Gather every line of the entries that includes the word "JSON".

INFORMATION PROVIDED:
-------

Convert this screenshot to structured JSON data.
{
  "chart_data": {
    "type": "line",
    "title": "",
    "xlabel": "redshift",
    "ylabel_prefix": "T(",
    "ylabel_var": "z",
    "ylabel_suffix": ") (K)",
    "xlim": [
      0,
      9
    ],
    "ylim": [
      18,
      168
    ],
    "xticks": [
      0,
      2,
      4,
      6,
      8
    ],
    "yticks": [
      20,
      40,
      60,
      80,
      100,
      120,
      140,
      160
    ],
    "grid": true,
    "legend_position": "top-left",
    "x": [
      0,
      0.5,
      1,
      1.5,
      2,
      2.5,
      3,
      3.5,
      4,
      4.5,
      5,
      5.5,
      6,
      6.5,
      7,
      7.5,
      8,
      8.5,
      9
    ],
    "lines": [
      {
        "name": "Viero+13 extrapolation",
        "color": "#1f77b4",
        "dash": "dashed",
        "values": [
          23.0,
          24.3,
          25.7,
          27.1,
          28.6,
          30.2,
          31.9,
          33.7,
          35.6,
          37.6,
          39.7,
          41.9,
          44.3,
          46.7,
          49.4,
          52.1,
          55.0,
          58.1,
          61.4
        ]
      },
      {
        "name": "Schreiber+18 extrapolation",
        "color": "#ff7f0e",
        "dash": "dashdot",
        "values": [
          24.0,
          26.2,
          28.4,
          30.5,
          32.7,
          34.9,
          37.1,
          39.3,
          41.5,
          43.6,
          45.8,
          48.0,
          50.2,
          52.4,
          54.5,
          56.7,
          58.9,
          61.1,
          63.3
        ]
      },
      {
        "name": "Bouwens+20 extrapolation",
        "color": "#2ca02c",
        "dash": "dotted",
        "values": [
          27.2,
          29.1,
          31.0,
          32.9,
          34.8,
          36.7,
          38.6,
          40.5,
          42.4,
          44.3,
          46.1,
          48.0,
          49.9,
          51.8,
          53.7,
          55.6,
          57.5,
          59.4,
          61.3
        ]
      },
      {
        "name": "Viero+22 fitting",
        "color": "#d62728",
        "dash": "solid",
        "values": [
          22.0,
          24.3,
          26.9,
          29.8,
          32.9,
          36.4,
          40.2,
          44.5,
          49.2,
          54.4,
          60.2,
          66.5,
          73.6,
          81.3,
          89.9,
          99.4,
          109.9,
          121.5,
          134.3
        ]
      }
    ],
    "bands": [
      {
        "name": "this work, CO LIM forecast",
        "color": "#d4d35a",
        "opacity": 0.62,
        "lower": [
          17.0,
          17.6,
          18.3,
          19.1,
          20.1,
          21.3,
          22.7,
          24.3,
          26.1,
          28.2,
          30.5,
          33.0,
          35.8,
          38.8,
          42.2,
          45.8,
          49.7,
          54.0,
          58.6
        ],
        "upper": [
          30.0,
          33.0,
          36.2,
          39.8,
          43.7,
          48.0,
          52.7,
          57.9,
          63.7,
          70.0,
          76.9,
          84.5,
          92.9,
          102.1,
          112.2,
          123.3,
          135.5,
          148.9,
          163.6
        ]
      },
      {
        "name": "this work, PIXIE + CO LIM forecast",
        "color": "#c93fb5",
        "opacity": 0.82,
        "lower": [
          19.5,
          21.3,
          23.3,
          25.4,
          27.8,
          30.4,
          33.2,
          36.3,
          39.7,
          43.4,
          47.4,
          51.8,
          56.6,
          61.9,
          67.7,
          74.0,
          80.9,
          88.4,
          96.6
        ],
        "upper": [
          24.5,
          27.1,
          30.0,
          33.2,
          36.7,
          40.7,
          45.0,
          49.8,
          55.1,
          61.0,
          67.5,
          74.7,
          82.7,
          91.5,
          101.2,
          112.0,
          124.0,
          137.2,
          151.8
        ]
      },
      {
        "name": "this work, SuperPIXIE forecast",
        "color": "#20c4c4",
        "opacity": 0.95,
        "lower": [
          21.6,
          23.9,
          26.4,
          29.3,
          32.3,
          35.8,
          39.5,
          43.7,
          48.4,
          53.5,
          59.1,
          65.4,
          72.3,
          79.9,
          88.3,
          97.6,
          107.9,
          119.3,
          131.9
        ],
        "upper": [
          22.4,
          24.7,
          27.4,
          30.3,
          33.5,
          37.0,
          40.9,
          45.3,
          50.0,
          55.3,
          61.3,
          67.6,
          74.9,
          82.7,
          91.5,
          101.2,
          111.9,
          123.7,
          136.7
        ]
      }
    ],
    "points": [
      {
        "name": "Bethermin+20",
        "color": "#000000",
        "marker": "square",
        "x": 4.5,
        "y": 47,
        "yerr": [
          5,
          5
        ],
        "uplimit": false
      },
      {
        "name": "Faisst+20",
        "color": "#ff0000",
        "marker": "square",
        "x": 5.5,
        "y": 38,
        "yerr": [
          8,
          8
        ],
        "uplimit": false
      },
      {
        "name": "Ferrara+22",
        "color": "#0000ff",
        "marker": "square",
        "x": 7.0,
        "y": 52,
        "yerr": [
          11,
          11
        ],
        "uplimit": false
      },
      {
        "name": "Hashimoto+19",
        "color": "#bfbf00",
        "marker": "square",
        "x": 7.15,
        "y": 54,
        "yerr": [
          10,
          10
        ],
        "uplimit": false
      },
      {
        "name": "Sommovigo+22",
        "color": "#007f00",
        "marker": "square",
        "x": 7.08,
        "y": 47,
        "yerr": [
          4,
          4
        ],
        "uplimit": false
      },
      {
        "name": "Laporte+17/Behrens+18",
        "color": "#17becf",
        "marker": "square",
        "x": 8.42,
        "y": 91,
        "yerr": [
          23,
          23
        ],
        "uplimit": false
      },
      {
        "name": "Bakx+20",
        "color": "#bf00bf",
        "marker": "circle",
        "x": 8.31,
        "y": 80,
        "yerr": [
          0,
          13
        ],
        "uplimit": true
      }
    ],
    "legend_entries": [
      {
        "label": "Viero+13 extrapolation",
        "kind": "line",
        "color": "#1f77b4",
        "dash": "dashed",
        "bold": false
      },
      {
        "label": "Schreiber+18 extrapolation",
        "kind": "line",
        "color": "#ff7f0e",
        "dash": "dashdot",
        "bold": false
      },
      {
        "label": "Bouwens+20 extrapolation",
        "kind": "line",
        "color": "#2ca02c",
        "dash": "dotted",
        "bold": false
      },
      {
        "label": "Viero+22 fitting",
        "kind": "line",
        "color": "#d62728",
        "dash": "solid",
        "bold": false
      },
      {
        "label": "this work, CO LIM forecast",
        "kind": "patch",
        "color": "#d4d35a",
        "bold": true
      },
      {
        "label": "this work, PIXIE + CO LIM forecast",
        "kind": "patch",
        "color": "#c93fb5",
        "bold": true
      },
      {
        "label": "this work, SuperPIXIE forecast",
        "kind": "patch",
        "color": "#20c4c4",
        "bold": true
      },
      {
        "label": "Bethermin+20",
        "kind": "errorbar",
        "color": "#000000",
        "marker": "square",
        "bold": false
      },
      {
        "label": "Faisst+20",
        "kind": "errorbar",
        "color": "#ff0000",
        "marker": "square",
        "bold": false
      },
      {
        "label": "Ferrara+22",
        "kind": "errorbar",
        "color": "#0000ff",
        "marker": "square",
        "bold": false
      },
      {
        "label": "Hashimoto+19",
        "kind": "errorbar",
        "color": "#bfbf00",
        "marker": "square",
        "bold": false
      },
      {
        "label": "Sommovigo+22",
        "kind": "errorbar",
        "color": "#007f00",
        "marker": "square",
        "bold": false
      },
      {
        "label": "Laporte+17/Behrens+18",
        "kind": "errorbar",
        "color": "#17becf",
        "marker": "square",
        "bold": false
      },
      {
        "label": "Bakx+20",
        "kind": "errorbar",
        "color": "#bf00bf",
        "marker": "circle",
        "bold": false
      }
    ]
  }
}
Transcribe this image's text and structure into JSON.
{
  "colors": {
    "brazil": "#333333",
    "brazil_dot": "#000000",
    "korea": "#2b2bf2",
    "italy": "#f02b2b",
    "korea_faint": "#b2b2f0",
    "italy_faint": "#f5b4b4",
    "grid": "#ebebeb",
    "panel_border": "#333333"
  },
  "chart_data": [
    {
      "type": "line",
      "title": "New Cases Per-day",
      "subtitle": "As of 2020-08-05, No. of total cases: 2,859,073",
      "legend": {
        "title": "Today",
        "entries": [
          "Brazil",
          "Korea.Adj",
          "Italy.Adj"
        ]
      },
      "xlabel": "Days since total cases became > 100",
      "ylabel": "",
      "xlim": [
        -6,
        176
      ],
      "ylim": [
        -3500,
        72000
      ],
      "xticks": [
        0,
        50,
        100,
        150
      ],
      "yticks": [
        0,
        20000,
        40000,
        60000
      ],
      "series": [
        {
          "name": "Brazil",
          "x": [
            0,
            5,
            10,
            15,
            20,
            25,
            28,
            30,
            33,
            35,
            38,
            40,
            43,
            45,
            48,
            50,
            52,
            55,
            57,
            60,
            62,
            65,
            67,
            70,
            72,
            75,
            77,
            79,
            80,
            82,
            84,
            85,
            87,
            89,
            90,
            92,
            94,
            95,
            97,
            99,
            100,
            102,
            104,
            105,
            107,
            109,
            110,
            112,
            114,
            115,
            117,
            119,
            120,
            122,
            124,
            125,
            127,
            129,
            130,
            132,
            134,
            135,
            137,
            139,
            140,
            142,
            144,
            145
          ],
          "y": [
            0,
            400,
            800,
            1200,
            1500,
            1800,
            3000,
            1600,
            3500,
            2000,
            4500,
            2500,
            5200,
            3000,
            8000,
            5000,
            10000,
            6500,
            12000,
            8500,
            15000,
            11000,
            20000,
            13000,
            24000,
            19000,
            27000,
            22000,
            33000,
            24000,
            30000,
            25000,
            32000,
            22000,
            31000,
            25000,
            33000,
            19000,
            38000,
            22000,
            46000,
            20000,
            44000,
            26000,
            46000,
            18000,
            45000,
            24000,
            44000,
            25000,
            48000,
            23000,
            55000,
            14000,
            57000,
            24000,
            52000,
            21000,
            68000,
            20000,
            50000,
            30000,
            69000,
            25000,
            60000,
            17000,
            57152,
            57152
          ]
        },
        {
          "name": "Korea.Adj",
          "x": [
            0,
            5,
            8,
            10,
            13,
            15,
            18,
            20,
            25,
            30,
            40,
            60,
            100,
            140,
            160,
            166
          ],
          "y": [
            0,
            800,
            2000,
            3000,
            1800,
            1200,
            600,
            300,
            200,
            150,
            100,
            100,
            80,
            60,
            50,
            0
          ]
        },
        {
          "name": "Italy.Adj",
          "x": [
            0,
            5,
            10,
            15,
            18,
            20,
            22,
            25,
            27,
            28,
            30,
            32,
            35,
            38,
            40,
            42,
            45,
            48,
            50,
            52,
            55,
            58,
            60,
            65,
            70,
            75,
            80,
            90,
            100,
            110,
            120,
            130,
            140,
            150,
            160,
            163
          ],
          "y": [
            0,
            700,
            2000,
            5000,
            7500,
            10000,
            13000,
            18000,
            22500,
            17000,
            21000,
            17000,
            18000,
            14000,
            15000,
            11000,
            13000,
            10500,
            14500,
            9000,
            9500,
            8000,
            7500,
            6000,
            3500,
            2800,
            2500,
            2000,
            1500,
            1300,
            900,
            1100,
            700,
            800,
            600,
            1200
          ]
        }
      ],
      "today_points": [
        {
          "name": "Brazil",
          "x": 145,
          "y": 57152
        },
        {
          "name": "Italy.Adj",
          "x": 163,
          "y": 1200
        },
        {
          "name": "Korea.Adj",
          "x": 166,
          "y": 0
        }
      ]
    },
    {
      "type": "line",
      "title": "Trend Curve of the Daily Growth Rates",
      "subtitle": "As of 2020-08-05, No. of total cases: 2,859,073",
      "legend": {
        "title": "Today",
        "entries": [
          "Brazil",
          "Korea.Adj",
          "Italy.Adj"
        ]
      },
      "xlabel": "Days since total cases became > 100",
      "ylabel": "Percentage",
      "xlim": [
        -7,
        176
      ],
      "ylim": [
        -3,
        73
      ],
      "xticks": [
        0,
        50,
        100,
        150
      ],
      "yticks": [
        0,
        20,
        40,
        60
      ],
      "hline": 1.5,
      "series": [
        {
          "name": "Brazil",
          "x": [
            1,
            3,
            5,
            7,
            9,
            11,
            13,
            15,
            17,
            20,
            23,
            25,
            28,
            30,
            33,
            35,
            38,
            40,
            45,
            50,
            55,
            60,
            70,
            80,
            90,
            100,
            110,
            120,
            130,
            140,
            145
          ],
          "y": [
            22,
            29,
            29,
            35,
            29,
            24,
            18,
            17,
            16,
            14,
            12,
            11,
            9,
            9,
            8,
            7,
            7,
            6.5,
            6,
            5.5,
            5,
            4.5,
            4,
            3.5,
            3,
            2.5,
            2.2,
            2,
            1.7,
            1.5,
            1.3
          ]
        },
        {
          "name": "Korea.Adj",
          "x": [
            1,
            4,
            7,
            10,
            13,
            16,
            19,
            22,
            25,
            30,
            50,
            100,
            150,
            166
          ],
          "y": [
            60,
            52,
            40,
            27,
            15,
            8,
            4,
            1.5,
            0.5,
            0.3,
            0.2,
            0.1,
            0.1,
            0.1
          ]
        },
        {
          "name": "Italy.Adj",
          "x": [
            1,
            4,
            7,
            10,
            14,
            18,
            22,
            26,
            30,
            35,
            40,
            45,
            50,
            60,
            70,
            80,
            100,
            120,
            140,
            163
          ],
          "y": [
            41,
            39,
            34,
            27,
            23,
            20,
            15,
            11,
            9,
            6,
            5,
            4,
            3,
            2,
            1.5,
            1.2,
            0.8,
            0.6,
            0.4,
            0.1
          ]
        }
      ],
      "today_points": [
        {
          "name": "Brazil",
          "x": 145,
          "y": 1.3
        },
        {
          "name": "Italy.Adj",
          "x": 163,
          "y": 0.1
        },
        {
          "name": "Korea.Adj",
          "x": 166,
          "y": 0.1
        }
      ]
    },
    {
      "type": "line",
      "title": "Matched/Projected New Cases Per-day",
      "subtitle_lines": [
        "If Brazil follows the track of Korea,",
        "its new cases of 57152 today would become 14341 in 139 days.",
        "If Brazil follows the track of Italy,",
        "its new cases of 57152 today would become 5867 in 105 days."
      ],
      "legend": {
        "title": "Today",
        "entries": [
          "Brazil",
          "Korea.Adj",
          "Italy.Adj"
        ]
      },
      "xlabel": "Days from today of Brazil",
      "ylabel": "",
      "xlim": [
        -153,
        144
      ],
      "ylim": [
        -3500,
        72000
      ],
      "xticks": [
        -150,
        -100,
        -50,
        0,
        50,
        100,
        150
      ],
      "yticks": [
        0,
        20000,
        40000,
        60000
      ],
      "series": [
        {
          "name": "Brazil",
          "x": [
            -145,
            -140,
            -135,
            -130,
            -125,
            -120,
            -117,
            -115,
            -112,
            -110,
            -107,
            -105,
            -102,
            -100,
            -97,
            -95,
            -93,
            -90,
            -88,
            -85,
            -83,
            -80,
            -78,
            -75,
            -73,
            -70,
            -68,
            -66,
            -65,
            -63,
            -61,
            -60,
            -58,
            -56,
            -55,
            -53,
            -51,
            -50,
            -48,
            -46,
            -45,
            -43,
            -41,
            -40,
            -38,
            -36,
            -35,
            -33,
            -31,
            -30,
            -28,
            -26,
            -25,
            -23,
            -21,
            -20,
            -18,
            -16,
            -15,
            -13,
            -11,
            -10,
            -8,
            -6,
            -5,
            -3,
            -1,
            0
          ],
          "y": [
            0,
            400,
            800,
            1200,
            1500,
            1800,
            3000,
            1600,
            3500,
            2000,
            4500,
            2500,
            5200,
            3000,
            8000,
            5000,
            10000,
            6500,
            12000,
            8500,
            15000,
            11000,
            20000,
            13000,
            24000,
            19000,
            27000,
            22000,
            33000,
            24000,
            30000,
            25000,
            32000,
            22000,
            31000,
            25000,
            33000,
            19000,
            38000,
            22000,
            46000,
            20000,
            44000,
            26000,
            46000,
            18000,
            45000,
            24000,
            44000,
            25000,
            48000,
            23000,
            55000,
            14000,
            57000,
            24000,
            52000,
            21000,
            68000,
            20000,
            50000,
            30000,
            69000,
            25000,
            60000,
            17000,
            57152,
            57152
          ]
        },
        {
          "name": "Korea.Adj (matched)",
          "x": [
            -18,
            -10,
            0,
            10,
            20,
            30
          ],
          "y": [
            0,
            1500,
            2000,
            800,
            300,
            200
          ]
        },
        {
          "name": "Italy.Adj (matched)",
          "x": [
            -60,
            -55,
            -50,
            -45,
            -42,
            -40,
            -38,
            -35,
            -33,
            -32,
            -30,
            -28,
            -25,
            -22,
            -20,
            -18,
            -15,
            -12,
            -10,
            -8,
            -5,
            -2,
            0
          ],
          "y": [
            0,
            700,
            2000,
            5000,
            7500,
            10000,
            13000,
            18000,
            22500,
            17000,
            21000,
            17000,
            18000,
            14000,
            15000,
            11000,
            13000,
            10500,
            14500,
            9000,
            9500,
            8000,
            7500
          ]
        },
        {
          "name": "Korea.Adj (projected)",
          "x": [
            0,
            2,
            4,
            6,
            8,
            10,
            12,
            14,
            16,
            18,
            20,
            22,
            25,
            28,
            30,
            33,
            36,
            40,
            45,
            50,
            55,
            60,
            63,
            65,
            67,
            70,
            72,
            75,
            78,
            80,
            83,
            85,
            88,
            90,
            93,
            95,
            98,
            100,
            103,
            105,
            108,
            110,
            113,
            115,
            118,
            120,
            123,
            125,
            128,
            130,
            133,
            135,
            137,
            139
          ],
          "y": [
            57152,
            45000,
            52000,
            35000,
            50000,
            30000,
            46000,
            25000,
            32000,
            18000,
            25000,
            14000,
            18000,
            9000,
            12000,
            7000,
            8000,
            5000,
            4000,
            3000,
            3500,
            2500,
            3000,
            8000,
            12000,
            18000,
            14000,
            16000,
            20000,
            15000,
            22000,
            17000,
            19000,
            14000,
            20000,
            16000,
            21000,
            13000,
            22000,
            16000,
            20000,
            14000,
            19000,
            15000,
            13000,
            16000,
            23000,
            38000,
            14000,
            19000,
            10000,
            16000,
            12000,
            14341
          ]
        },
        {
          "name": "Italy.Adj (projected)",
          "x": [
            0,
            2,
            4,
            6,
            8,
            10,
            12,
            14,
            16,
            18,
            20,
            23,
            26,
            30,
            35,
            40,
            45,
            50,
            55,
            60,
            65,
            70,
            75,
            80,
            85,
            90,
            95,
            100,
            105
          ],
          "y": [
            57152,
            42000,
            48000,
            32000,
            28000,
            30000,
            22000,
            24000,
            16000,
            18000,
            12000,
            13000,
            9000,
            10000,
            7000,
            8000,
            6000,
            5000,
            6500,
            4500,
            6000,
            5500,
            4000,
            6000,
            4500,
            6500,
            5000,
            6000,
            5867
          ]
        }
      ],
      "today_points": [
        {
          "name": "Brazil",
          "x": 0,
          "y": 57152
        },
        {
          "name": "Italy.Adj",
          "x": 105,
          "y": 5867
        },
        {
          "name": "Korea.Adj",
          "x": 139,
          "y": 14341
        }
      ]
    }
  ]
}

-------

TASK ANSWER:
Convert this screenshot to structured JSON data.
Transcribe this image's text and structure into JSON.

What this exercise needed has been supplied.